Start of Given information
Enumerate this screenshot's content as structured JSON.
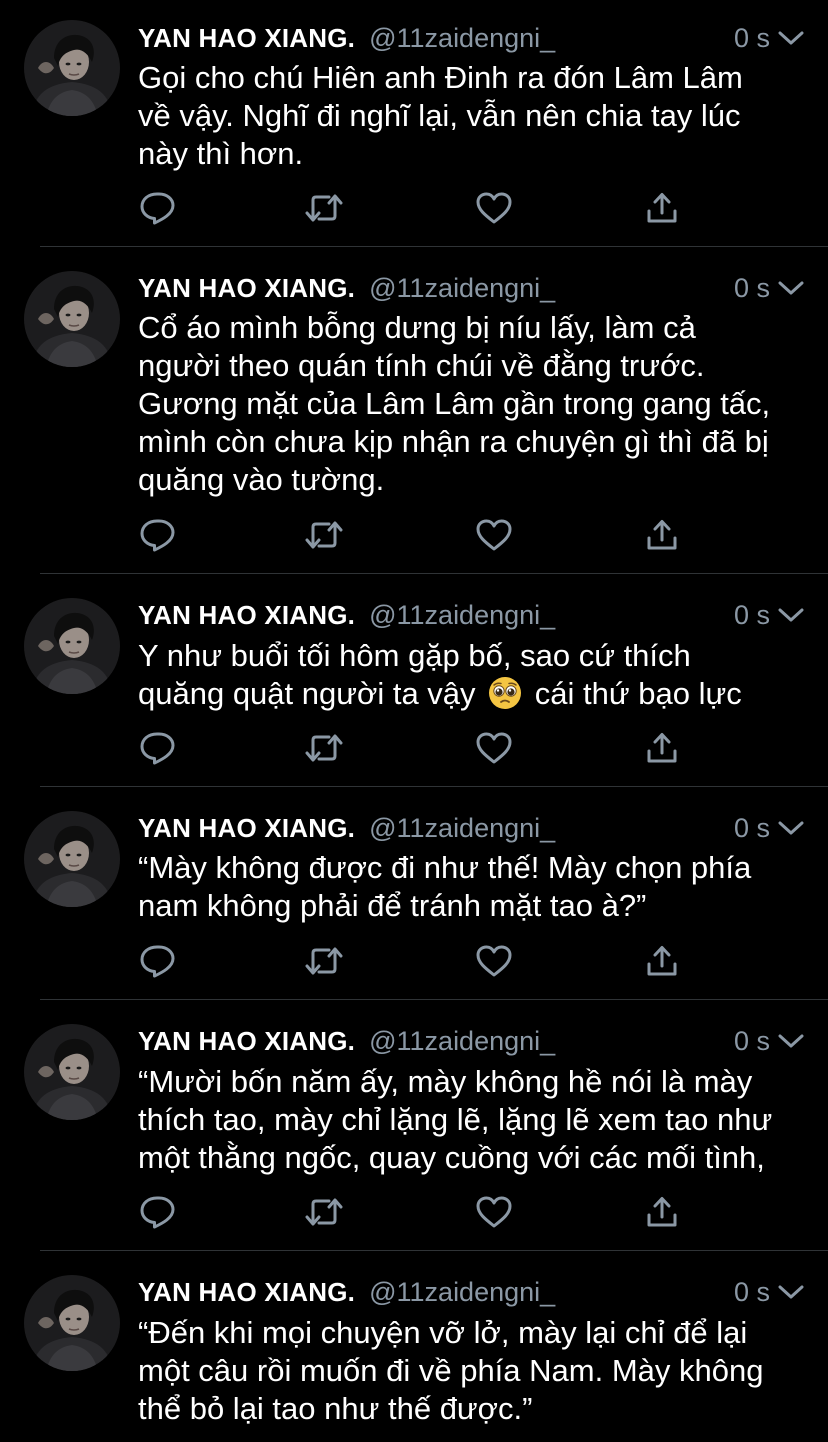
{
  "tweets": [
    {
      "author_name": "YAN HAO XIANG.",
      "handle": "@11zaidengni_",
      "time": "0 s",
      "text": "Gọi cho chú Hiên anh Đinh ra đón Lâm Lâm\nvề vậy. Nghĩ đi nghĩ lại, vẫn nên chia tay lúc\nnày thì hơn."
    },
    {
      "author_name": "YAN HAO XIANG.",
      "handle": "@11zaidengni_",
      "time": "0 s",
      "text": "Cổ áo mình bỗng dưng bị níu lấy, làm cả\nngười theo quán tính chúi về đằng trước.\nGương mặt của Lâm Lâm gần trong gang tấc,\nmình còn chưa kịp nhận ra chuyện gì thì đã bị\nquăng vào tường."
    },
    {
      "author_name": "YAN HAO XIANG.",
      "handle": "@11zaidengni_",
      "time": "0 s",
      "text_before_emoji": "Y như buổi tối hôm gặp bố, sao cứ thích\nquăng quật người ta vậy ",
      "emoji": "pleading-face",
      "text_after_emoji": " cái thứ bạo lực"
    },
    {
      "author_name": "YAN HAO XIANG.",
      "handle": "@11zaidengni_",
      "time": "0 s",
      "text": "“Mày không được đi như thế! Mày chọn phía\nnam không phải để tránh mặt tao à?”"
    },
    {
      "author_name": "YAN HAO XIANG.",
      "handle": "@11zaidengni_",
      "time": "0 s",
      "text": "“Mười bốn năm ấy, mày không hề nói là mày\nthích tao, mày chỉ lặng lẽ, lặng lẽ xem tao như\nmột thằng ngốc, quay cuồng với các mối tình,"
    },
    {
      "author_name": "YAN HAO XIANG.",
      "handle": "@11zaidengni_",
      "time": "0 s",
      "text": "“Đến khi mọi chuyện vỡ lở, mày lại chỉ để lại\nmột câu rồi muốn đi về phía Nam. Mày không\nthể bỏ lại tao như thế được.”"
    }
  ],
  "icons": {
    "reply": "reply-icon",
    "retweet": "retweet-icon",
    "like": "heart-icon",
    "share": "share-icon",
    "caret": "chevron-down-icon"
  },
  "colors": {
    "background": "#000000",
    "text": "#ffffff",
    "secondary": "#8b98a5",
    "divider": "#2f3336"
  }
}
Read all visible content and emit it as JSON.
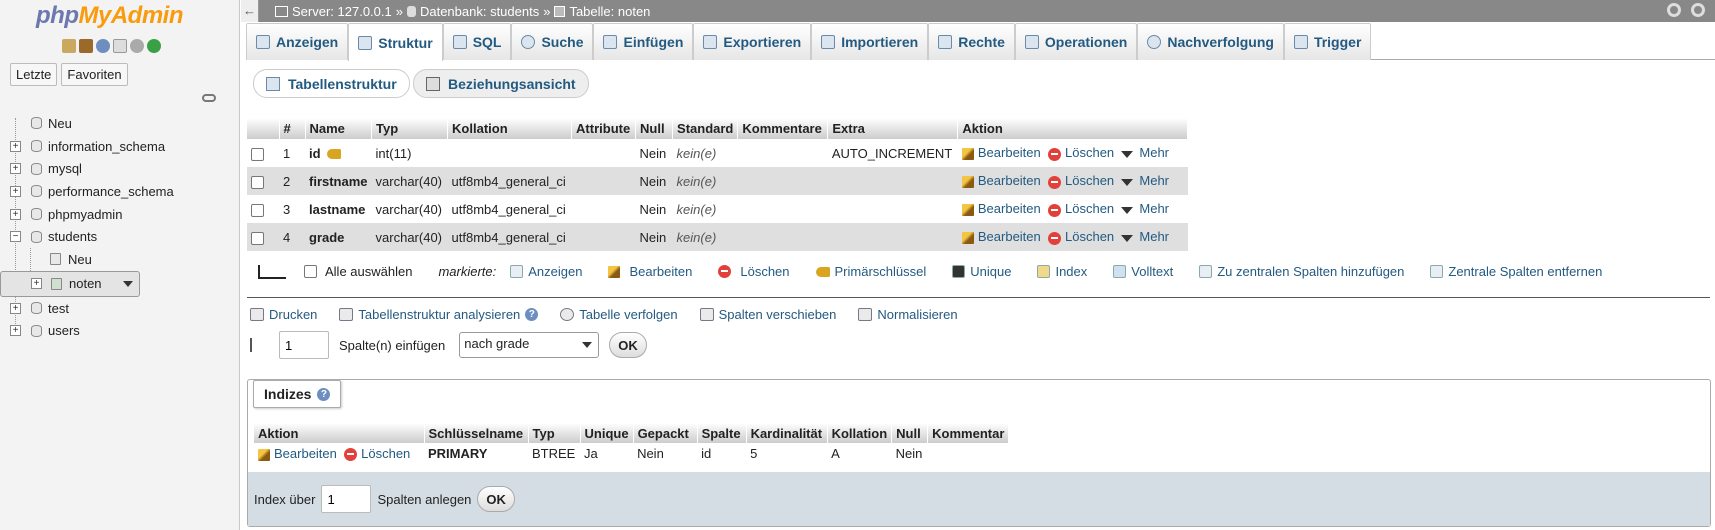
{
  "app": {
    "logo_php": "php",
    "logo_myadmin": "MyAdmin"
  },
  "nav": {
    "recent_label": "Letzte",
    "favorites_label": "Favoriten",
    "tree": [
      {
        "label": "Neu"
      },
      {
        "label": "information_schema"
      },
      {
        "label": "mysql"
      },
      {
        "label": "performance_schema"
      },
      {
        "label": "phpmyadmin"
      },
      {
        "label": "students"
      },
      {
        "label": "Neu"
      },
      {
        "label": "noten"
      },
      {
        "label": "test"
      },
      {
        "label": "users"
      }
    ]
  },
  "breadcrumb": {
    "server": "Server: 127.0.0.1",
    "sep1": "»",
    "database": "Datenbank: students",
    "sep2": "»",
    "table": "Tabelle: noten"
  },
  "tabs": [
    "Anzeigen",
    "Struktur",
    "SQL",
    "Suche",
    "Einfügen",
    "Exportieren",
    "Importieren",
    "Rechte",
    "Operationen",
    "Nachverfolgung",
    "Trigger"
  ],
  "active_tab": "Struktur",
  "subtabs": {
    "structure": "Tabellenstruktur",
    "relations": "Beziehungsansicht"
  },
  "structure": {
    "headers": [
      "#",
      "Name",
      "Typ",
      "Kollation",
      "Attribute",
      "Null",
      "Standard",
      "Kommentare",
      "Extra",
      "Aktion"
    ],
    "rows": [
      {
        "num": "1",
        "name": "id",
        "type": "int(11)",
        "collation": "",
        "attributes": "",
        "null": "Nein",
        "default": "kein(e)",
        "comment": "",
        "extra": "AUTO_INCREMENT"
      },
      {
        "num": "2",
        "name": "firstname",
        "type": "varchar(40)",
        "collation": "utf8mb4_general_ci",
        "attributes": "",
        "null": "Nein",
        "default": "kein(e)",
        "comment": "",
        "extra": ""
      },
      {
        "num": "3",
        "name": "lastname",
        "type": "varchar(40)",
        "collation": "utf8mb4_general_ci",
        "attributes": "",
        "null": "Nein",
        "default": "kein(e)",
        "comment": "",
        "extra": ""
      },
      {
        "num": "4",
        "name": "grade",
        "type": "varchar(40)",
        "collation": "utf8mb4_general_ci",
        "attributes": "",
        "null": "Nein",
        "default": "kein(e)",
        "comment": "",
        "extra": ""
      }
    ],
    "actions": {
      "edit": "Bearbeiten",
      "delete": "Löschen",
      "more": "Mehr"
    }
  },
  "bulk": {
    "select_all": "Alle auswählen",
    "marked": "markierte:",
    "actions": [
      "Anzeigen",
      "Bearbeiten",
      "Löschen",
      "Primärschlüssel",
      "Unique",
      "Index",
      "Volltext",
      "Zu zentralen Spalten hinzufügen",
      "Zentrale Spalten entfernen"
    ]
  },
  "tools": [
    "Drucken",
    "Tabellenstruktur analysieren",
    "Tabelle verfolgen",
    "Spalten verschieben",
    "Normalisieren"
  ],
  "insert": {
    "count": "1",
    "label": "Spalte(n) einfügen",
    "position": "nach grade",
    "ok": "OK"
  },
  "indexes": {
    "title": "Indizes",
    "headers": [
      "Aktion",
      "Schlüsselname",
      "Typ",
      "Unique",
      "Gepackt",
      "Spalte",
      "Kardinalität",
      "Kollation",
      "Null",
      "Kommentar"
    ],
    "rows": [
      {
        "edit": "Bearbeiten",
        "delete": "Löschen",
        "key": "PRIMARY",
        "type": "BTREE",
        "unique": "Ja",
        "packed": "Nein",
        "column": "id",
        "cardinality": "5",
        "collation": "A",
        "null": "Nein",
        "comment": ""
      }
    ],
    "footer": {
      "label_before": "Index über",
      "count": "1",
      "label_after": "Spalten anlegen",
      "ok": "OK"
    }
  }
}
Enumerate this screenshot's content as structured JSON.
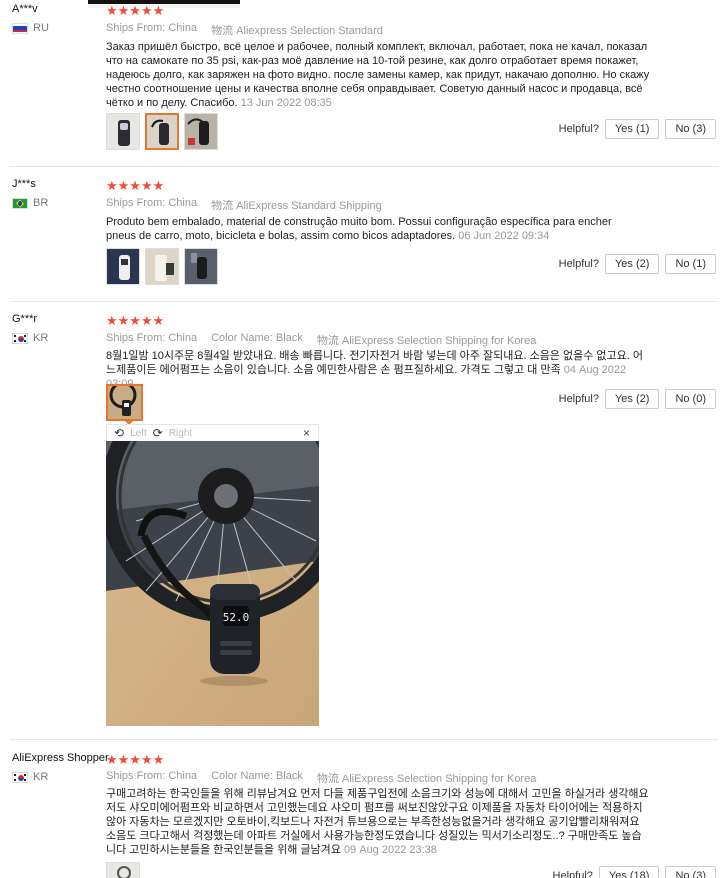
{
  "colors": {
    "star": "#f24a39",
    "accent": "#e6762c"
  },
  "helpful_label": "Helpful?",
  "reviews": [
    {
      "user": "A***v",
      "country": "RU",
      "stars": "★★★★★",
      "ships_from_label": "Ships From:",
      "ships_from": "China",
      "shipping_label": "物流",
      "shipping": "Aliexpress Selection Standard",
      "text": "Заказ пришёл быстро, всё целое и рабочее, полный комплект, включал, работает, пока не качал, показал что на самокате по 35 psi, как-раз моё давление на 10-той резине, как долго отработает время покажет, надеюсь долго, как заряжен на фото видно. после замены камер, как придут, накачаю дополню. Но скажу честно соотношение цены и качества вполне себя оправдывает. Советую данный насос и продавца, всё чётко и по делу. Спасибо.",
      "date": "13 Jun 2022 08:35",
      "yes": "Yes (1)",
      "no": "No (3)"
    },
    {
      "user": "J***s",
      "country": "BR",
      "stars": "★★★★★",
      "ships_from_label": "Ships From:",
      "ships_from": "China",
      "shipping_label": "物流",
      "shipping": "AliExpress Standard Shipping",
      "text": "Produto bem embalado, material de construção muito bom. Possui configuração específica para encher pneus de carro, moto, bicicleta e bolas, assim como bicos adaptadores.",
      "date": "06 Jun 2022 09:34",
      "yes": "Yes (2)",
      "no": "No (1)"
    },
    {
      "user": "G***r",
      "country": "KR",
      "stars": "★★★★★",
      "ships_from_label": "Ships From:",
      "ships_from": "China",
      "color_label": "Color Name:",
      "color": "Black",
      "shipping_label": "物流",
      "shipping": "AliExpress Selection Shipping for Korea",
      "text": "8월1일밤 10시주문 8월4일 받았내요. 배송 빠릅니다. 전기자전거 바람 넣는데 아주 잘되내요. 소음은 없을수 없고요. 어느제품이든 에어펌프는 소음이 있습니다. 소음 예민한사람은 손 펌프질하세요. 가격도 그렇고 대 만족",
      "date": "04 Aug 2022 03:09",
      "yes": "Yes (2)",
      "no": "No (0)",
      "viewer": {
        "left": "Left",
        "right": "Right",
        "close": "×",
        "display": "52.0"
      }
    },
    {
      "user": "AliExpress Shopper",
      "country": "KR",
      "stars": "★★★★★",
      "ships_from_label": "Ships From:",
      "ships_from": "China",
      "color_label": "Color Name:",
      "color": "Black",
      "shipping_label": "物流",
      "shipping": "AliExpress Selection Shipping for Korea",
      "text": "구매고려하는 한국인들을 위해 리뷰남겨요 먼저 다들 제품구입전에 소음크기와 성능에 대해서 고민을 하실거라 생각해요 저도 샤오미에어펌프와 비교하면서 고민했는데요 샤오미 펌프를 써보진않았구요 이제품을 자동차 타이어에는 적용하지않아 자동차는 모르겠지만 오토바이,킥보드나 자전거 튜브용으로는 부족한성능없을거라 생각해요 공기압빨리채워져요 소음도 크다고해서 걱정했는데 아파트 거실에서 사용가능한정도였습니다 성질있는 믹서기소리정도..? 구매만족도 높습니다 고민하시는분들을 한국인분들을 위해 글남겨요",
      "date": "09 Aug 2022 23:38",
      "yes": "Yes (18)",
      "no": "No (3)"
    }
  ]
}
End of Given information
## [Your task]
Pull out every line of the records above that contains the word "Spalten".

## [Answer to the problem]
      "Zu zentralen Spalten hinzufügen",
      "Zentrale Spalten entfernen"
    "Spalten verschieben",
      "label_after": "Spalten anlegen",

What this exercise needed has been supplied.